Search the records for lines with the word "sentido" and copy each match.

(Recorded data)
▽

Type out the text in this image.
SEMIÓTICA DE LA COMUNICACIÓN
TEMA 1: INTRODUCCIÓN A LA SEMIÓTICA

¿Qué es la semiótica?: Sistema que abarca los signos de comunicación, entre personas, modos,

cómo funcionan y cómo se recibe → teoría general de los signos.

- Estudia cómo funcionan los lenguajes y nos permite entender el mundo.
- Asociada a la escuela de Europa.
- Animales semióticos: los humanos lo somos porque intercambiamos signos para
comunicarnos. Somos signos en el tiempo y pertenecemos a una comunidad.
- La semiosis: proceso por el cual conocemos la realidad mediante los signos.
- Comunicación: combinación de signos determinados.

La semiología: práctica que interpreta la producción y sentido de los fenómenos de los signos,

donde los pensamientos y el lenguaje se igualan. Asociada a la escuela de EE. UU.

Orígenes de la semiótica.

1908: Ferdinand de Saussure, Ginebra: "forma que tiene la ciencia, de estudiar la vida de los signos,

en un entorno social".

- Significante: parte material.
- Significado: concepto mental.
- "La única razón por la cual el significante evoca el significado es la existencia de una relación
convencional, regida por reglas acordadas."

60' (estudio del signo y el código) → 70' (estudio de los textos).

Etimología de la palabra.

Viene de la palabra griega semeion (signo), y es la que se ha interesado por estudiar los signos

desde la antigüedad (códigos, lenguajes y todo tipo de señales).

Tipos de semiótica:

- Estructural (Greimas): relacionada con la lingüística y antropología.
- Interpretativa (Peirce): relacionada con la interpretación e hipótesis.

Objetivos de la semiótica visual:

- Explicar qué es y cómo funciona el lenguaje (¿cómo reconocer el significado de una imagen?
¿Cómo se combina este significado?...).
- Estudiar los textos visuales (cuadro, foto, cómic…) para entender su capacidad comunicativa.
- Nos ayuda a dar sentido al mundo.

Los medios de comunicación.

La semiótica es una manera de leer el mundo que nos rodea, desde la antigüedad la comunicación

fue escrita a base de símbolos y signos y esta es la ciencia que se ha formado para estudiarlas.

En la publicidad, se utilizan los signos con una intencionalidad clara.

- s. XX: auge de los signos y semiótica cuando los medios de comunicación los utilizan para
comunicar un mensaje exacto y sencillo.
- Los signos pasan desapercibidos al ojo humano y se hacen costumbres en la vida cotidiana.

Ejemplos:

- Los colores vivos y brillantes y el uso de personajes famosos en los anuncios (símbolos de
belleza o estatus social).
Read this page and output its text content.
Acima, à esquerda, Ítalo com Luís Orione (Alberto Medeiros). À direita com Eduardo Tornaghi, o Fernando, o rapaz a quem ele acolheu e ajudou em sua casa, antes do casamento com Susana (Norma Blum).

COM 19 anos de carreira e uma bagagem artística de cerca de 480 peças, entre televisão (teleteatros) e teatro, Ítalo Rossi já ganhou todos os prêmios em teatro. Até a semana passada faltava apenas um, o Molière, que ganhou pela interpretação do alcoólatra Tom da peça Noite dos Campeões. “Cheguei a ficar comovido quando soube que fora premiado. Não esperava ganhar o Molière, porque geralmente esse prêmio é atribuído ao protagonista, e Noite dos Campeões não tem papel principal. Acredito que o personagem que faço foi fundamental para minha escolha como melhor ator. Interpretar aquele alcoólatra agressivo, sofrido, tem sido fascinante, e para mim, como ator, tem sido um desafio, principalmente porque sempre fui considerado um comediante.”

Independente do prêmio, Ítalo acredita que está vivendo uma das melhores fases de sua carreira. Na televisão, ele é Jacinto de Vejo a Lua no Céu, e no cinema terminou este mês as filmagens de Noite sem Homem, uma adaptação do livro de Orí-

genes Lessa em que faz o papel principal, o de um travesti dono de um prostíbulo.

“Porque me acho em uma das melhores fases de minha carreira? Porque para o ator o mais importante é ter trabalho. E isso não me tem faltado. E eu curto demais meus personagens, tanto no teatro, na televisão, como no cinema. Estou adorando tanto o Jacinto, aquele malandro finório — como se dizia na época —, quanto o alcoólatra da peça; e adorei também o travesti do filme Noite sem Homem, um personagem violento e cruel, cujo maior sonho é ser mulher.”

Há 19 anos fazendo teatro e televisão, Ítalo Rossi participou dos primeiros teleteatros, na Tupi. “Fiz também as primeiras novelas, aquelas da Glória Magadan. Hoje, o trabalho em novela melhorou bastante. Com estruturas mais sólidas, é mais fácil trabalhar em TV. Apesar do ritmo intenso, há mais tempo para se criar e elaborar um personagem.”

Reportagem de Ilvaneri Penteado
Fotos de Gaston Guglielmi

△

**Task output:**
La semiología: práctica que interpreta la producción y sentido de los fenómenos de los signos,
- Nos ayuda a dar sentido al mundo.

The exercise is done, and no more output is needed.